» **DIRECTION**
Pictures should be excluded; otherwise, copy every entry exactly.

--- Start of DATASET ROWS ---

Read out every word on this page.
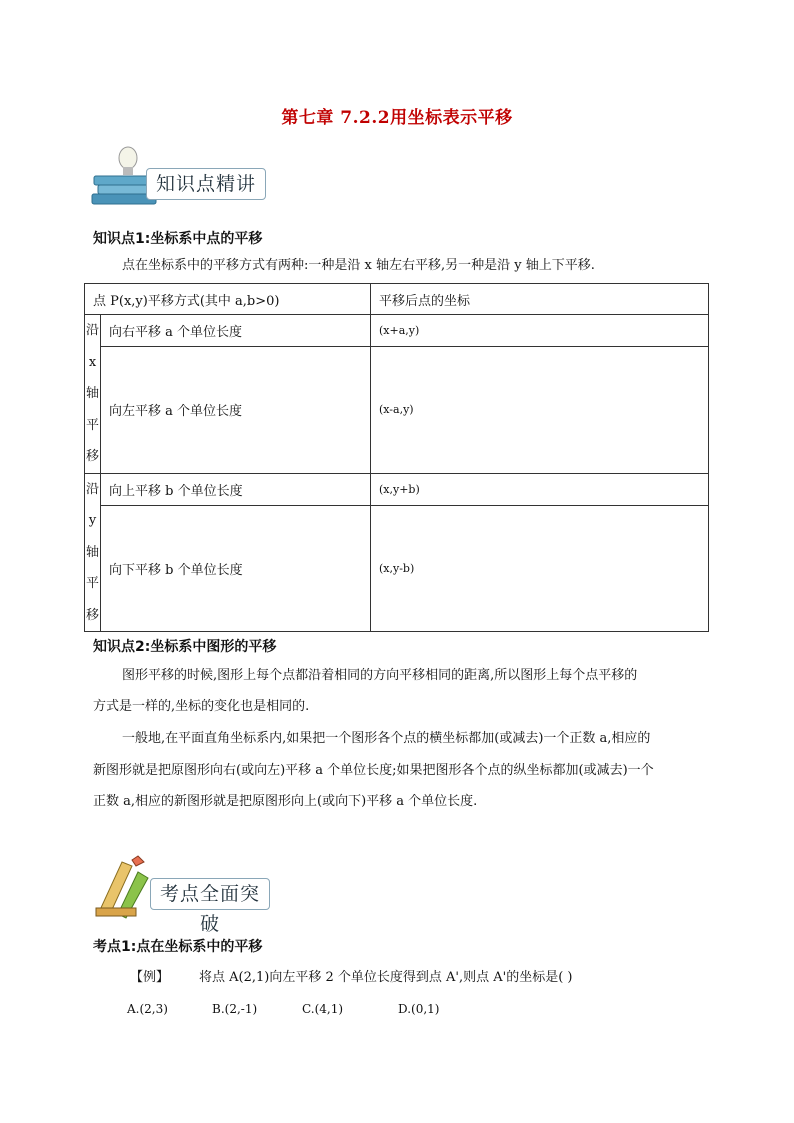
第七章 7.2.2用坐标表示平移
知识点精讲
知识点1:坐标系中点的平移
点在坐标系中的平移方式有两种:一种是沿 x 轴左右平移,另一种是沿 y 轴上下平移.
点 P(x,y)平移方式(其中 a,b>0)		平移后点的坐标

沿
x
轴
平
移	向右平移 a 个单位长度	(x+a,y)
	向左平移 a 个单位长度	(x-a,y)

沿
y
轴
平
移	向上平移 b 个单位长度	(x,y+b)
	向下平移 b 个单位长度	(x,y-b)
知识点2:坐标系中图形的平移
图形平移的时候,图形上每个点都沿着相同的方向平移相同的距离,所以图形上每个点平移的
方式是一样的,坐标的变化也是相同的.
一般地,在平面直角坐标系内,如果把一个图形各个点的横坐标都加(或减去)一个正数 a,相应的
新图形就是把原图形向右(或向左)平移 a 个单位长度;如果把图形各个点的纵坐标都加(或减去)一个
正数 a,相应的新图形就是把原图形向上(或向下)平移 a 个单位长度.
考点全面突破
考点1:点在坐标系中的平移
【例】 将点 A(2,1)向左平移 2 个单位长度得到点 A',则点 A'的坐标是( )
A.(2,3)	B.(2,-1)	C.(4,1)	D.(0,1)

--- End of DATASET ROWS ---

» **TASK RESPONSE**
Read out every word on this page.
第七章 7.2.2用坐标表示平移
知识点精讲
知识点1:坐标系中点的平移
点在坐标系中的平移方式有两种:一种是沿 x 轴左右平移,另一种是沿 y 轴上下平移.
点 P(x,y)平移方式(其中 a,b>0)		平移后点的坐标

沿
x
轴
平
移	向右平移 a 个单位长度	(x+a,y)
	向左平移 a 个单位长度	(x-a,y)

沿
y
轴
平
移	向上平移 b 个单位长度	(x,y+b)
	向下平移 b 个单位长度	(x,y-b)
知识点2:坐标系中图形的平移
图形平移的时候,图形上每个点都沿着相同的方向平移相同的距离,所以图形上每个点平移的
方式是一样的,坐标的变化也是相同的.
一般地,在平面直角坐标系内,如果把一个图形各个点的横坐标都加(或减去)一个正数 a,相应的
新图形就是把原图形向右(或向左)平移 a 个单位长度;如果把图形各个点的纵坐标都加(或减去)一个
正数 a,相应的新图形就是把原图形向上(或向下)平移 a 个单位长度.
考点全面突破
考点1:点在坐标系中的平移
【例】 将点 A(2,1)向左平移 2 个单位长度得到点 A',则点 A'的坐标是( )
A.(2,3)	B.(2,-1)	C.(4,1)	D.(0,1)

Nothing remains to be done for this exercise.